(What you are asked to do)
Look for the string "Open" in the lines and copy each line that has it.
### Listed records
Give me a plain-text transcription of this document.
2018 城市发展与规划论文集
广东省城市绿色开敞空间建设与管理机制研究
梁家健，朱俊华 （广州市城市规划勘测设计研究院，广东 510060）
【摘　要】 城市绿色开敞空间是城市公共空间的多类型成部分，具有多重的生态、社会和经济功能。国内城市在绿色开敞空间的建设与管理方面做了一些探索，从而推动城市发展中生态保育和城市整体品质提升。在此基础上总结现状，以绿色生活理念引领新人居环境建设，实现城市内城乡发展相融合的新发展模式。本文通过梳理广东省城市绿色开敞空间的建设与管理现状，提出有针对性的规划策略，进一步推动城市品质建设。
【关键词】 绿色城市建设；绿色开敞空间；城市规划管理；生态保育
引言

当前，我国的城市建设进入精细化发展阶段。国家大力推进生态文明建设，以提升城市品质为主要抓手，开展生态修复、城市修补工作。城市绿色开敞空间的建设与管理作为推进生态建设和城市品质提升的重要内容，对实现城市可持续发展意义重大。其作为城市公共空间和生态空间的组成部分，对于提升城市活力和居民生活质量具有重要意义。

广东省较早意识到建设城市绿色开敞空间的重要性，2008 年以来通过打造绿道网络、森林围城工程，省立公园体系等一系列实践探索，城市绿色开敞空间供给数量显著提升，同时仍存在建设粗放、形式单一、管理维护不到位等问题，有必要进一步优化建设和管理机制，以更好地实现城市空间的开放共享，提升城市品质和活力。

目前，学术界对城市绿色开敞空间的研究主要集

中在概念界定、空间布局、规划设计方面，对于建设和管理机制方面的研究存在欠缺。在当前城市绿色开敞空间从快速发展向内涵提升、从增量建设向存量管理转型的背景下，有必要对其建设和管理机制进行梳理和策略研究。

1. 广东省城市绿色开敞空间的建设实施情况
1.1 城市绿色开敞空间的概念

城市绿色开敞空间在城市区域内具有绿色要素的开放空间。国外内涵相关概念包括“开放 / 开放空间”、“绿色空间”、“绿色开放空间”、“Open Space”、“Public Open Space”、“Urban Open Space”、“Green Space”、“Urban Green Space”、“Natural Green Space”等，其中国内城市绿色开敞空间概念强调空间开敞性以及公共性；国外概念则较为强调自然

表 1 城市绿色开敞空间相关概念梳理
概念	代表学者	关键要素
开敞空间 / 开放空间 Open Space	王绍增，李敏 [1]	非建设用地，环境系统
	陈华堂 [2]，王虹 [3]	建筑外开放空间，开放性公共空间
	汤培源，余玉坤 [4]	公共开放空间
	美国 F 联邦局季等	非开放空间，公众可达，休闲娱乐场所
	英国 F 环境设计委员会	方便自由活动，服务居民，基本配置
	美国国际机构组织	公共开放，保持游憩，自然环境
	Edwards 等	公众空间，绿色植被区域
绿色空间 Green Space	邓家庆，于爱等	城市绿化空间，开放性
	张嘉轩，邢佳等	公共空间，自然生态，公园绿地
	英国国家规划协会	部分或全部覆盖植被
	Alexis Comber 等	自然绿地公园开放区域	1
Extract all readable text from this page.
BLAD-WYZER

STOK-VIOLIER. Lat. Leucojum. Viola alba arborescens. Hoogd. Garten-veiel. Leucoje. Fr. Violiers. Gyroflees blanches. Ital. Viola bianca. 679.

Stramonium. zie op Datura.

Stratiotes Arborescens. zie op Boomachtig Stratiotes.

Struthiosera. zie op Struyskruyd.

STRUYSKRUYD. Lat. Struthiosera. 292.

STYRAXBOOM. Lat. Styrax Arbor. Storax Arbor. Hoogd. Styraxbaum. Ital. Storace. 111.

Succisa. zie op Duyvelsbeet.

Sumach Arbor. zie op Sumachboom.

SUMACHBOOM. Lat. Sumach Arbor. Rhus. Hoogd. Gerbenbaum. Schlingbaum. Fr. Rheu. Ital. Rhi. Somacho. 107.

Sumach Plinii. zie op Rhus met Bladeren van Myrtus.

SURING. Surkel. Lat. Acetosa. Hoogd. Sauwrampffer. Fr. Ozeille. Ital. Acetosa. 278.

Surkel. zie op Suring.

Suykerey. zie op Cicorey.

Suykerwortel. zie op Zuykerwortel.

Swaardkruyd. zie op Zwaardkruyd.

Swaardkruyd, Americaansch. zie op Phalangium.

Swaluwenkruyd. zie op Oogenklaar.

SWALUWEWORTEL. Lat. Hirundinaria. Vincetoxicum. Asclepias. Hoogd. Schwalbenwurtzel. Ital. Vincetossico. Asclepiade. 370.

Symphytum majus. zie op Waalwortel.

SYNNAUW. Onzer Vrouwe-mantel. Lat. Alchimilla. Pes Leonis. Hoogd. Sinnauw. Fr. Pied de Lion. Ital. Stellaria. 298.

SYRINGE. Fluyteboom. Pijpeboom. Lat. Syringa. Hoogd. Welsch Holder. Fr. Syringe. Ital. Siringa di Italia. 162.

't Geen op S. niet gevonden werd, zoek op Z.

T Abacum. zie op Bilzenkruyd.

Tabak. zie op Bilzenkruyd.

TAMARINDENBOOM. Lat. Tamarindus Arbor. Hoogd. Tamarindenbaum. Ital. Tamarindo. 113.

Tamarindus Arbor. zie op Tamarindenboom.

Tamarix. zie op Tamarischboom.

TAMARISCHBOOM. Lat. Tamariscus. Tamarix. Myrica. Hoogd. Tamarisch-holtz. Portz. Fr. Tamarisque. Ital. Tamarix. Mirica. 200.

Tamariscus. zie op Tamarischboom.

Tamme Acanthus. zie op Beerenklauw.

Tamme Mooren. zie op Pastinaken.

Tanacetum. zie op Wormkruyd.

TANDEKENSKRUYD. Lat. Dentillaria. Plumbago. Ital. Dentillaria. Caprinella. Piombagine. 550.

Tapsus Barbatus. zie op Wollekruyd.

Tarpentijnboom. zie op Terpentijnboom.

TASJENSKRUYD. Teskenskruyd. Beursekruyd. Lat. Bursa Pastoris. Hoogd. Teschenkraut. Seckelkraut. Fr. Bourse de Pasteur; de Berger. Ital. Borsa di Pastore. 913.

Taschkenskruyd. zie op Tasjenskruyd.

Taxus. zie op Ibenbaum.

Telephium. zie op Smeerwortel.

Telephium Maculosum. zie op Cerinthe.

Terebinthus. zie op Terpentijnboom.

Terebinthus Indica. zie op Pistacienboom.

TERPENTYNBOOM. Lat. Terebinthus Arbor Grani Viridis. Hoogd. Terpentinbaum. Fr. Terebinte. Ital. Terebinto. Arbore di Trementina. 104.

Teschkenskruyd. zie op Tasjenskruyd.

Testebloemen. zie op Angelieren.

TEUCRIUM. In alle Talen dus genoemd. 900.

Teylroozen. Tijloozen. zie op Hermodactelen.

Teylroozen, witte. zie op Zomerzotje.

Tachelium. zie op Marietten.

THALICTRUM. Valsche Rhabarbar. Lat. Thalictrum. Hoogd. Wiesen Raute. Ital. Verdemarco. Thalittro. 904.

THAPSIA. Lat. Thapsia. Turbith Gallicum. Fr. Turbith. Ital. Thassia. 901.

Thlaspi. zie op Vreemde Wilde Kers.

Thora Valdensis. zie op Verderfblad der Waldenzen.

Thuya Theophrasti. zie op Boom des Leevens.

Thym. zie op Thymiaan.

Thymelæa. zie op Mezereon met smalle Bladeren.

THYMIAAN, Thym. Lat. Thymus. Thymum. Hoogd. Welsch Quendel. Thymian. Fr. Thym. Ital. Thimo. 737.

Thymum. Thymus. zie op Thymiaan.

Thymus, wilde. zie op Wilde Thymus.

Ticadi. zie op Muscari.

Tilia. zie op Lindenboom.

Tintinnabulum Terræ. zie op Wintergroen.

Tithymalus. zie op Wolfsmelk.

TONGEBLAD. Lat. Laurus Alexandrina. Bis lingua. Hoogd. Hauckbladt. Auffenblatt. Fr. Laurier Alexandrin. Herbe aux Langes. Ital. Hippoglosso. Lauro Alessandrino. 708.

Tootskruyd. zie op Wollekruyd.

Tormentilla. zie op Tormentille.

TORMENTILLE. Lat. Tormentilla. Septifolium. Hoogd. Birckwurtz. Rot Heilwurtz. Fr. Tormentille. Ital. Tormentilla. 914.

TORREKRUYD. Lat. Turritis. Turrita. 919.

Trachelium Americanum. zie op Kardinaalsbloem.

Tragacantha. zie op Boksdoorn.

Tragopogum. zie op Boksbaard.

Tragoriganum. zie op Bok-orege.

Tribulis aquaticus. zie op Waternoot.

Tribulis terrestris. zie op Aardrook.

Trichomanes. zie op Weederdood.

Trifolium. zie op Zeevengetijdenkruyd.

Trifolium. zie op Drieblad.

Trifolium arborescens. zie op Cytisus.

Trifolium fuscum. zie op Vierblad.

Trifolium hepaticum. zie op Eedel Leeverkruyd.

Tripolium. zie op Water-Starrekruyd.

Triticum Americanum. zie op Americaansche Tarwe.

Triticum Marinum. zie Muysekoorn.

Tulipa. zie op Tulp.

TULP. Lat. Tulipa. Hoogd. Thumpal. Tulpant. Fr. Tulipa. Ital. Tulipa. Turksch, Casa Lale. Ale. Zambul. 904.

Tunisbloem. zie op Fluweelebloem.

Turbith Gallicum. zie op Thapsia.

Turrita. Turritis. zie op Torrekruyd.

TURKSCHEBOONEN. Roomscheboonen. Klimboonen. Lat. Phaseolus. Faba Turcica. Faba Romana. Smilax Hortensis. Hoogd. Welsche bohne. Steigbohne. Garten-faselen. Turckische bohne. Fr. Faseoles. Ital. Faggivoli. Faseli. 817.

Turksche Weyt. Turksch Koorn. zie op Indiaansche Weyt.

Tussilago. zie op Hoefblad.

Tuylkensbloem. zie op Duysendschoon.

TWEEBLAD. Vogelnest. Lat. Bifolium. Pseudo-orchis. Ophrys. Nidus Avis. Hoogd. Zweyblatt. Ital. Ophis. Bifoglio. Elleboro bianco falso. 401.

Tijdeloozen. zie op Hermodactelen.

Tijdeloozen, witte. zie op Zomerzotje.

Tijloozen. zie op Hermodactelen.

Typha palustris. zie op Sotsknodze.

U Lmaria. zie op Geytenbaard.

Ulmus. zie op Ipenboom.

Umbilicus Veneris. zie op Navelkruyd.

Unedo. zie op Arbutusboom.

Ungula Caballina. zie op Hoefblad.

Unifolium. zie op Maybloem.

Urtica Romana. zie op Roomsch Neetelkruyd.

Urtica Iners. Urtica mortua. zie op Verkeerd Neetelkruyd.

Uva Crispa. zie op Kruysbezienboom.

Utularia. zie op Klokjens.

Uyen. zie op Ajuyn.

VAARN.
######
(Solution to this task)
城市绿色开敞空间在城市区域内具有绿色要素的开放空间。国外内涵相关概念包括“开放 / 开放空间”、“绿色空间”、“绿色开放空间”、“Open Space”、“Public Open Space”、“Urban Open Space”、“Green Space”、“Urban Green Space”、“Natural Green Space”等，其中国内城市绿色开敞空间概念强调空间开敞性以及公共性；国外概念则较为强调自然
开敞空间 / 开放空间 Open Space	王绍增，李敏 [1]	非建设用地，环境系统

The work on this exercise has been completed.